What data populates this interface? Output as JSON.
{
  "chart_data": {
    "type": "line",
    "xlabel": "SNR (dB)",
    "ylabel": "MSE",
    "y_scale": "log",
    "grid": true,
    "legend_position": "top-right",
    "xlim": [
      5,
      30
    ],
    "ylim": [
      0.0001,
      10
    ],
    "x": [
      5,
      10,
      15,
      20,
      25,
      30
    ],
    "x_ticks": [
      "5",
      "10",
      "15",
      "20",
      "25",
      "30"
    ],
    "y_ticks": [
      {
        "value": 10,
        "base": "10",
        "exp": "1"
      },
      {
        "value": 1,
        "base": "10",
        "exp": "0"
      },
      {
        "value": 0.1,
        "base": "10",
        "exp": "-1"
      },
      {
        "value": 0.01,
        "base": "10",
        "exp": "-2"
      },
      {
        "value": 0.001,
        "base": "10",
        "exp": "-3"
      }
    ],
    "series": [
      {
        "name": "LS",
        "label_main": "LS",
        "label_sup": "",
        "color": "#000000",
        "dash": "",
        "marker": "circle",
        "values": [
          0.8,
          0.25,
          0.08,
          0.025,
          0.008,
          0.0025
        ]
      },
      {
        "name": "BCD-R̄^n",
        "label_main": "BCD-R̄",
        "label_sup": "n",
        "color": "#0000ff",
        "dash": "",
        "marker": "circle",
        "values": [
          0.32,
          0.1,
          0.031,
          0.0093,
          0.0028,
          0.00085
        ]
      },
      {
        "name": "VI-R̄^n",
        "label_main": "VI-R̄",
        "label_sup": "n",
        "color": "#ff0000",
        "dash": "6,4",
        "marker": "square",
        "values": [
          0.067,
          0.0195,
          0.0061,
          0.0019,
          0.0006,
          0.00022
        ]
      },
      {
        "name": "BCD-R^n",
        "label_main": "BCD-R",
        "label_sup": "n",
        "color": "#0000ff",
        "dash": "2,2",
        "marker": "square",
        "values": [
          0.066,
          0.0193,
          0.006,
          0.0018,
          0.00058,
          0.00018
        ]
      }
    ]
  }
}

• _WORK INSTRUCTIONS_: Write out every entry verbatim.

• _SOLUTION_:
What data populates this interface? Output as JSON.
{
  "chart_data": {
    "type": "line",
    "xlabel": "SNR (dB)",
    "ylabel": "MSE",
    "y_scale": "log",
    "grid": true,
    "legend_position": "top-right",
    "xlim": [
      5,
      30
    ],
    "ylim": [
      0.0001,
      10
    ],
    "x": [
      5,
      10,
      15,
      20,
      25,
      30
    ],
    "x_ticks": [
      "5",
      "10",
      "15",
      "20",
      "25",
      "30"
    ],
    "y_ticks": [
      {
        "value": 10,
        "base": "10",
        "exp": "1"
      },
      {
        "value": 1,
        "base": "10",
        "exp": "0"
      },
      {
        "value": 0.1,
        "base": "10",
        "exp": "-1"
      },
      {
        "value": 0.01,
        "base": "10",
        "exp": "-2"
      },
      {
        "value": 0.001,
        "base": "10",
        "exp": "-3"
      }
    ],
    "series": [
      {
        "name": "LS",
        "label_main": "LS",
        "label_sup": "",
        "color": "#000000",
        "dash": "",
        "marker": "circle",
        "values": [
          0.8,
          0.25,
          0.08,
          0.025,
          0.008,
          0.0025
        ]
      },
      {
        "name": "BCD-R̄^n",
        "label_main": "BCD-R̄",
        "label_sup": "n",
        "color": "#0000ff",
        "dash": "",
        "marker": "circle",
        "values": [
          0.32,
          0.1,
          0.031,
          0.0093,
          0.0028,
          0.00085
        ]
      },
      {
        "name": "VI-R̄^n",
        "label_main": "VI-R̄",
        "label_sup": "n",
        "color": "#ff0000",
        "dash": "6,4",
        "marker": "square",
        "values": [
          0.067,
          0.0195,
          0.0061,
          0.0019,
          0.0006,
          0.00022
        ]
      },
      {
        "name": "BCD-R^n",
        "label_main": "BCD-R",
        "label_sup": "n",
        "color": "#0000ff",
        "dash": "2,2",
        "marker": "square",
        "values": [
          0.066,
          0.0193,
          0.006,
          0.0018,
          0.00058,
          0.00018
        ]
      }
    ]
  }
}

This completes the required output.